= Stated task =
Every line below that includes "icon" counts toward the total. Report that total alone.

(Dataset records)

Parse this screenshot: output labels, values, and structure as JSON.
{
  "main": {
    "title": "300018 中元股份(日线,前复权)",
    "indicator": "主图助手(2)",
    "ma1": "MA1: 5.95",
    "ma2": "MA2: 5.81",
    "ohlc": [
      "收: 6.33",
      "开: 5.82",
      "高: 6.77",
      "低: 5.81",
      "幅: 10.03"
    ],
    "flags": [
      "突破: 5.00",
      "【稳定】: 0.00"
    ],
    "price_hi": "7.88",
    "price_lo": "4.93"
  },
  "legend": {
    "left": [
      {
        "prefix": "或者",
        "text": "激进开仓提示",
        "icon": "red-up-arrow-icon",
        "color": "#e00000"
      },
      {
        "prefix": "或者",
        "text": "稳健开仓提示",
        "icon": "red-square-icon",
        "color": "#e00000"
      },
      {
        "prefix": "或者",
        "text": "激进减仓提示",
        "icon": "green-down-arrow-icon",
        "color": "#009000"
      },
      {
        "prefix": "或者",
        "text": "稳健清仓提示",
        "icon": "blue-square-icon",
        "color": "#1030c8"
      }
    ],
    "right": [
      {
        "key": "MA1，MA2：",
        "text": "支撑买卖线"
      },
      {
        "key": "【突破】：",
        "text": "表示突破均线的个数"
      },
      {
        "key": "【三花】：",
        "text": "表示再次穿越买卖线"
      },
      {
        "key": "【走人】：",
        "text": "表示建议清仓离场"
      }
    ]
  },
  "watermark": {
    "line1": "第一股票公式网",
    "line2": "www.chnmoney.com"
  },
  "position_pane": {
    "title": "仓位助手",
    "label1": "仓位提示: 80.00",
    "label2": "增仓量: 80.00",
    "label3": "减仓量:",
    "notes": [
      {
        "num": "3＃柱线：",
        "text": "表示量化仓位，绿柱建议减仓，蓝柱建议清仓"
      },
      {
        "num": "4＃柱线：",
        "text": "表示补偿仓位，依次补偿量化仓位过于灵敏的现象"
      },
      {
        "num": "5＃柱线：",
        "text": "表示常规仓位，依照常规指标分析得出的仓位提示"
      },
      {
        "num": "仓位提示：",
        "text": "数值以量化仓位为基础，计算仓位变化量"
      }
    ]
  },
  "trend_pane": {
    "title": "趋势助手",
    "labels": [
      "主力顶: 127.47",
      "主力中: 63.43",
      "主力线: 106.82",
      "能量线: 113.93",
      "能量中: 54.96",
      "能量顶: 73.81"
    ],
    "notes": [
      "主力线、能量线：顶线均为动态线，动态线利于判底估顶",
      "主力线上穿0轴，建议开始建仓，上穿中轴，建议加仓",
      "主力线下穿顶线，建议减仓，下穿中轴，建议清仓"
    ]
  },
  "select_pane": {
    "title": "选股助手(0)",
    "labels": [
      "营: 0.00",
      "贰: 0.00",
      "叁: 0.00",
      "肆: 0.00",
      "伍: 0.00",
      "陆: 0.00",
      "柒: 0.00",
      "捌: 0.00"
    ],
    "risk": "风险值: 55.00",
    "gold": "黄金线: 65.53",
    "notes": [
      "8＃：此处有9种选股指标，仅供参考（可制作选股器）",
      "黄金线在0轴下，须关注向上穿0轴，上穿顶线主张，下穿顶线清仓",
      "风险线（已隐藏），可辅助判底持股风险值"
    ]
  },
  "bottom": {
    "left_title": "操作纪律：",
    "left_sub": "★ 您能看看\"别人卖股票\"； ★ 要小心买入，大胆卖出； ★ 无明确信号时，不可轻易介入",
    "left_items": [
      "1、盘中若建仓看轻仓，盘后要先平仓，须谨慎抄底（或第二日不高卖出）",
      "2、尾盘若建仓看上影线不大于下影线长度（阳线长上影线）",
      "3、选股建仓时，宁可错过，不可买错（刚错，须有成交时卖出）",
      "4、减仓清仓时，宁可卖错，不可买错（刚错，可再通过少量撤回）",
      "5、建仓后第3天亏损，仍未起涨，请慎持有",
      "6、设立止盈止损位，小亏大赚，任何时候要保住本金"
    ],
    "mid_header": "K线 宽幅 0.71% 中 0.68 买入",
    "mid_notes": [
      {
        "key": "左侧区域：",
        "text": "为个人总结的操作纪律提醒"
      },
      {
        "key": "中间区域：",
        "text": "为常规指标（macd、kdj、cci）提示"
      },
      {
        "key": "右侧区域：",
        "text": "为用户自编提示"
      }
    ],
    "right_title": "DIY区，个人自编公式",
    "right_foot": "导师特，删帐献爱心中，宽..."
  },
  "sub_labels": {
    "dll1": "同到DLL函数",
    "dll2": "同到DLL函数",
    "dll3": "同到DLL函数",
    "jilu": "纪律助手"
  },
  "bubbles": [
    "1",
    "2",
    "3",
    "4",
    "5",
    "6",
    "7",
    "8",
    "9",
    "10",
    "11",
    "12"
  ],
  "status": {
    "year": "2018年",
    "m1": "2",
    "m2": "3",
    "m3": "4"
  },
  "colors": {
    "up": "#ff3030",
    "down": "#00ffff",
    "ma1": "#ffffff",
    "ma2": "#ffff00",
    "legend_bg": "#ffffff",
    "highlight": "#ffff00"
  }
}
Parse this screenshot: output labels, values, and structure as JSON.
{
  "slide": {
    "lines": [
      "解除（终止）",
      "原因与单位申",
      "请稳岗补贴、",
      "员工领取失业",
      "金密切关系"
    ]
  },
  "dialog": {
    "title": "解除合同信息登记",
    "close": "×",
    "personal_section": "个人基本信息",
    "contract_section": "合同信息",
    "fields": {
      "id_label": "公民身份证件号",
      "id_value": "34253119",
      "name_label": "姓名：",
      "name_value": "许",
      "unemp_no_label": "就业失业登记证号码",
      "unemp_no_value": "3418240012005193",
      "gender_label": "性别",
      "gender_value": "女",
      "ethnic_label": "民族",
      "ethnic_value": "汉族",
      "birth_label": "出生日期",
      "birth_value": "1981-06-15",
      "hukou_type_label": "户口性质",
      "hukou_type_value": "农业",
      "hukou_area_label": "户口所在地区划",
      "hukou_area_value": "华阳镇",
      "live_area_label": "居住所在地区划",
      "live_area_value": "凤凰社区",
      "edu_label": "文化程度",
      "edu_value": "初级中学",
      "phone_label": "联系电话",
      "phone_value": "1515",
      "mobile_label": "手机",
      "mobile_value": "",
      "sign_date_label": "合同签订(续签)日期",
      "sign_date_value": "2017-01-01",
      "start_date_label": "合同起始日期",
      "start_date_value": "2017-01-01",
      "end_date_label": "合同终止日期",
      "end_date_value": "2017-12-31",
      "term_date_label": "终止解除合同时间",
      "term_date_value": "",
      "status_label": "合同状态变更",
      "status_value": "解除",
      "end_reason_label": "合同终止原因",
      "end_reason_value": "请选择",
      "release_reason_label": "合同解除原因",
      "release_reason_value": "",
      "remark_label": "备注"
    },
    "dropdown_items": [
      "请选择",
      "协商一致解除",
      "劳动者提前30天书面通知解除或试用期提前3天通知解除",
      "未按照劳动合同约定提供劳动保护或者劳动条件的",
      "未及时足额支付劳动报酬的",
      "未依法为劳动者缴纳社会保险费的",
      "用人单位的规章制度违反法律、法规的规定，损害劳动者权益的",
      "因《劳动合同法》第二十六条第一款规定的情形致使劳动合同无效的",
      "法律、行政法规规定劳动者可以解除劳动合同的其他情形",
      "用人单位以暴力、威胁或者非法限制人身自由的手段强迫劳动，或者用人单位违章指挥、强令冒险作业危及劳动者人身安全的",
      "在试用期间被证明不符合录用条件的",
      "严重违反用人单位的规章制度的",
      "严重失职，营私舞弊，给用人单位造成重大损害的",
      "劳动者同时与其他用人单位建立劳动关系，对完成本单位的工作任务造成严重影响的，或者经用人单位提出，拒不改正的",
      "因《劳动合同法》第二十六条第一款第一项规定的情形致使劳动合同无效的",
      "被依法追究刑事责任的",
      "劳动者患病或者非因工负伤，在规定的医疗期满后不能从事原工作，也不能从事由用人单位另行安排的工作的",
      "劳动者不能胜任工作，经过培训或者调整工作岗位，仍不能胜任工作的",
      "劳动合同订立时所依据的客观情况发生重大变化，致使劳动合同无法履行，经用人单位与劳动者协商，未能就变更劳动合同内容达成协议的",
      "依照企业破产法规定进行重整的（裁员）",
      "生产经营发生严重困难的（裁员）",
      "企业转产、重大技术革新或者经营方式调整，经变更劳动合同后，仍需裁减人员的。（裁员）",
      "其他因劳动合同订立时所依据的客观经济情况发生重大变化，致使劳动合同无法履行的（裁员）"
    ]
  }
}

= Reply =
4